Your objective:
Could you print every record below exactly as it appears?

Extracted records:
★ ★ ★ ★

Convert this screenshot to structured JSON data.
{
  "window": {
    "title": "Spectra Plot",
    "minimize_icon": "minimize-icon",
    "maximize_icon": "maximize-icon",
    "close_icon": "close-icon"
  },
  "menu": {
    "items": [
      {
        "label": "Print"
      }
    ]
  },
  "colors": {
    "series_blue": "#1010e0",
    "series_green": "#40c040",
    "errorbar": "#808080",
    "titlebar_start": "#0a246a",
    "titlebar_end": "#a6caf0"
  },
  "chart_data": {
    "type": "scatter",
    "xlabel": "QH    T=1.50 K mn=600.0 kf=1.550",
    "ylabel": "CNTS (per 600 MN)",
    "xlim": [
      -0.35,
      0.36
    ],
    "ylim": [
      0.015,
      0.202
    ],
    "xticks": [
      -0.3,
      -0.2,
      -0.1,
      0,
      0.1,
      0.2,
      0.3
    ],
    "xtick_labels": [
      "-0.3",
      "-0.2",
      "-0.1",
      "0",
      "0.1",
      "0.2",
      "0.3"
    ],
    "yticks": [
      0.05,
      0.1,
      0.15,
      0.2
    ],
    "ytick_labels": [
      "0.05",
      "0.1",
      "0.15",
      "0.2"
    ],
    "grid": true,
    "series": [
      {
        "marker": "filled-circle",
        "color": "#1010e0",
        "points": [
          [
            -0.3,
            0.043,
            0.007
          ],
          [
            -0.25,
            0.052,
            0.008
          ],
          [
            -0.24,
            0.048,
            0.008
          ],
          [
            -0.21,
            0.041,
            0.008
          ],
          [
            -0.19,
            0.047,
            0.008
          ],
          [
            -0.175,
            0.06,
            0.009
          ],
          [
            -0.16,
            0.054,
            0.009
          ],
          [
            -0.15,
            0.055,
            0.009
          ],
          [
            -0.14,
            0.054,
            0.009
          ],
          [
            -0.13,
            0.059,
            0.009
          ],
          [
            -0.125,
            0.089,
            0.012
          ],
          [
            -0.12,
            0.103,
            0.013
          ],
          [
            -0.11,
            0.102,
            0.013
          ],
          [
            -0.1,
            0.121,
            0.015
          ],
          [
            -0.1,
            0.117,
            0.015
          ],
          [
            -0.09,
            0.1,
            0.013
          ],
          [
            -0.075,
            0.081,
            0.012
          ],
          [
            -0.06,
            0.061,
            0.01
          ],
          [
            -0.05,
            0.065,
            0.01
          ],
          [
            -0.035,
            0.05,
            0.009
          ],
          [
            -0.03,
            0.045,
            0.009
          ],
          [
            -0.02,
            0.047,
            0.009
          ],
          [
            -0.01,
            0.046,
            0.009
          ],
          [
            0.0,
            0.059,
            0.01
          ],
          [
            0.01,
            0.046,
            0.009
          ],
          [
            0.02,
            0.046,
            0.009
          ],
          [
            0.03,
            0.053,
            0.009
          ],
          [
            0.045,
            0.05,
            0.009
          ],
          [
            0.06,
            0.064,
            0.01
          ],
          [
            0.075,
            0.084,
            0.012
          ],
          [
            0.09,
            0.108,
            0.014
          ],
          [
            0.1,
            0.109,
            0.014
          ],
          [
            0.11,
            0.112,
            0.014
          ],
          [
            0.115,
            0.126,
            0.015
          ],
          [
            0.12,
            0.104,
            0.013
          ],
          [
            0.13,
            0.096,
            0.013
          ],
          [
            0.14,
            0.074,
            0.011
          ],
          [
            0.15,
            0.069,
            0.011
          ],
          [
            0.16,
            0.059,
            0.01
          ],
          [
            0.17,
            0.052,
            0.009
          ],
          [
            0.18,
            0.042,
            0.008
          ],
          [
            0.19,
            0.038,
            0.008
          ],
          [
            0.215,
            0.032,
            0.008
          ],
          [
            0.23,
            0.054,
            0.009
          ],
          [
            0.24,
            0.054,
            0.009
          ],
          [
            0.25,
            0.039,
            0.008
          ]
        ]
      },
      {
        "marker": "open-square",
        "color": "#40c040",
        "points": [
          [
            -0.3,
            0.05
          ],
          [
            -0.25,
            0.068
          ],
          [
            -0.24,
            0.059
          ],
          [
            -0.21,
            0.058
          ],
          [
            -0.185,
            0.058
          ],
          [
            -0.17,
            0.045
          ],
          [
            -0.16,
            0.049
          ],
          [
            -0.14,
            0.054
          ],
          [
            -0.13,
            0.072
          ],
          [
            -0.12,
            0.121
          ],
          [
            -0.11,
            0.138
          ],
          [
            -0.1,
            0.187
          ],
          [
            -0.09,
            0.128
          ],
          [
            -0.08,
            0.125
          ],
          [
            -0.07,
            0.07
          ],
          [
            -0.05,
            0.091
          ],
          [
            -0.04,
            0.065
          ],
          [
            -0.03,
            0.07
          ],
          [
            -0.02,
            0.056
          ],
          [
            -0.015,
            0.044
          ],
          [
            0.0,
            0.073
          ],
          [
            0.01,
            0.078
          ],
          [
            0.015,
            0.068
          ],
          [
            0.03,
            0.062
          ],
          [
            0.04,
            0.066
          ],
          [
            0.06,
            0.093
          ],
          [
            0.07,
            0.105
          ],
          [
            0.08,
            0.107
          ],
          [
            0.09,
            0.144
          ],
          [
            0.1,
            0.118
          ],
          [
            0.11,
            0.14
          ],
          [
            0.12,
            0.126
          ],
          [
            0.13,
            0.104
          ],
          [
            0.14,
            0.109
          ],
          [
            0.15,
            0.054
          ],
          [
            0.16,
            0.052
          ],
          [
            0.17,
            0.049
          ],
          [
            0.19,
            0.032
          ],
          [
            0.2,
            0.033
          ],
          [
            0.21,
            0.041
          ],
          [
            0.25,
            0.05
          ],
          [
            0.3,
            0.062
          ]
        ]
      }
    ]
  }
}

★ ★ ★ ★

Result:
Convert this screenshot to structured JSON data.
{
  "window": {
    "title": "Spectra Plot",
    "minimize_icon": "minimize-icon",
    "maximize_icon": "maximize-icon",
    "close_icon": "close-icon"
  },
  "menu": {
    "items": [
      {
        "label": "Print"
      }
    ]
  },
  "colors": {
    "series_blue": "#1010e0",
    "series_green": "#40c040",
    "errorbar": "#808080",
    "titlebar_start": "#0a246a",
    "titlebar_end": "#a6caf0"
  },
  "chart_data": {
    "type": "scatter",
    "xlabel": "QH    T=1.50 K mn=600.0 kf=1.550",
    "ylabel": "CNTS (per 600 MN)",
    "xlim": [
      -0.35,
      0.36
    ],
    "ylim": [
      0.015,
      0.202
    ],
    "xticks": [
      -0.3,
      -0.2,
      -0.1,
      0,
      0.1,
      0.2,
      0.3
    ],
    "xtick_labels": [
      "-0.3",
      "-0.2",
      "-0.1",
      "0",
      "0.1",
      "0.2",
      "0.3"
    ],
    "yticks": [
      0.05,
      0.1,
      0.15,
      0.2
    ],
    "ytick_labels": [
      "0.05",
      "0.1",
      "0.15",
      "0.2"
    ],
    "grid": true,
    "series": [
      {
        "marker": "filled-circle",
        "color": "#1010e0",
        "points": [
          [
            -0.3,
            0.043,
            0.007
          ],
          [
            -0.25,
            0.052,
            0.008
          ],
          [
            -0.24,
            0.048,
            0.008
          ],
          [
            -0.21,
            0.041,
            0.008
          ],
          [
            -0.19,
            0.047,
            0.008
          ],
          [
            -0.175,
            0.06,
            0.009
          ],
          [
            -0.16,
            0.054,
            0.009
          ],
          [
            -0.15,
            0.055,
            0.009
          ],
          [
            -0.14,
            0.054,
            0.009
          ],
          [
            -0.13,
            0.059,
            0.009
          ],
          [
            -0.125,
            0.089,
            0.012
          ],
          [
            -0.12,
            0.103,
            0.013
          ],
          [
            -0.11,
            0.102,
            0.013
          ],
          [
            -0.1,
            0.121,
            0.015
          ],
          [
            -0.1,
            0.117,
            0.015
          ],
          [
            -0.09,
            0.1,
            0.013
          ],
          [
            -0.075,
            0.081,
            0.012
          ],
          [
            -0.06,
            0.061,
            0.01
          ],
          [
            -0.05,
            0.065,
            0.01
          ],
          [
            -0.035,
            0.05,
            0.009
          ],
          [
            -0.03,
            0.045,
            0.009
          ],
          [
            -0.02,
            0.047,
            0.009
          ],
          [
            -0.01,
            0.046,
            0.009
          ],
          [
            0.0,
            0.059,
            0.01
          ],
          [
            0.01,
            0.046,
            0.009
          ],
          [
            0.02,
            0.046,
            0.009
          ],
          [
            0.03,
            0.053,
            0.009
          ],
          [
            0.045,
            0.05,
            0.009
          ],
          [
            0.06,
            0.064,
            0.01
          ],
          [
            0.075,
            0.084,
            0.012
          ],
          [
            0.09,
            0.108,
            0.014
          ],
          [
            0.1,
            0.109,
            0.014
          ],
          [
            0.11,
            0.112,
            0.014
          ],
          [
            0.115,
            0.126,
            0.015
          ],
          [
            0.12,
            0.104,
            0.013
          ],
          [
            0.13,
            0.096,
            0.013
          ],
          [
            0.14,
            0.074,
            0.011
          ],
          [
            0.15,
            0.069,
            0.011
          ],
          [
            0.16,
            0.059,
            0.01
          ],
          [
            0.17,
            0.052,
            0.009
          ],
          [
            0.18,
            0.042,
            0.008
          ],
          [
            0.19,
            0.038,
            0.008
          ],
          [
            0.215,
            0.032,
            0.008
          ],
          [
            0.23,
            0.054,
            0.009
          ],
          [
            0.24,
            0.054,
            0.009
          ],
          [
            0.25,
            0.039,
            0.008
          ]
        ]
      },
      {
        "marker": "open-square",
        "color": "#40c040",
        "points": [
          [
            -0.3,
            0.05
          ],
          [
            -0.25,
            0.068
          ],
          [
            -0.24,
            0.059
          ],
          [
            -0.21,
            0.058
          ],
          [
            -0.185,
            0.058
          ],
          [
            -0.17,
            0.045
          ],
          [
            -0.16,
            0.049
          ],
          [
            -0.14,
            0.054
          ],
          [
            -0.13,
            0.072
          ],
          [
            -0.12,
            0.121
          ],
          [
            -0.11,
            0.138
          ],
          [
            -0.1,
            0.187
          ],
          [
            -0.09,
            0.128
          ],
          [
            -0.08,
            0.125
          ],
          [
            -0.07,
            0.07
          ],
          [
            -0.05,
            0.091
          ],
          [
            -0.04,
            0.065
          ],
          [
            -0.03,
            0.07
          ],
          [
            -0.02,
            0.056
          ],
          [
            -0.015,
            0.044
          ],
          [
            0.0,
            0.073
          ],
          [
            0.01,
            0.078
          ],
          [
            0.015,
            0.068
          ],
          [
            0.03,
            0.062
          ],
          [
            0.04,
            0.066
          ],
          [
            0.06,
            0.093
          ],
          [
            0.07,
            0.105
          ],
          [
            0.08,
            0.107
          ],
          [
            0.09,
            0.144
          ],
          [
            0.1,
            0.118
          ],
          [
            0.11,
            0.14
          ],
          [
            0.12,
            0.126
          ],
          [
            0.13,
            0.104
          ],
          [
            0.14,
            0.109
          ],
          [
            0.15,
            0.054
          ],
          [
            0.16,
            0.052
          ],
          [
            0.17,
            0.049
          ],
          [
            0.19,
            0.032
          ],
          [
            0.2,
            0.033
          ],
          [
            0.21,
            0.041
          ],
          [
            0.25,
            0.05
          ],
          [
            0.3,
            0.062
          ]
        ]
      }
    ]
  }
}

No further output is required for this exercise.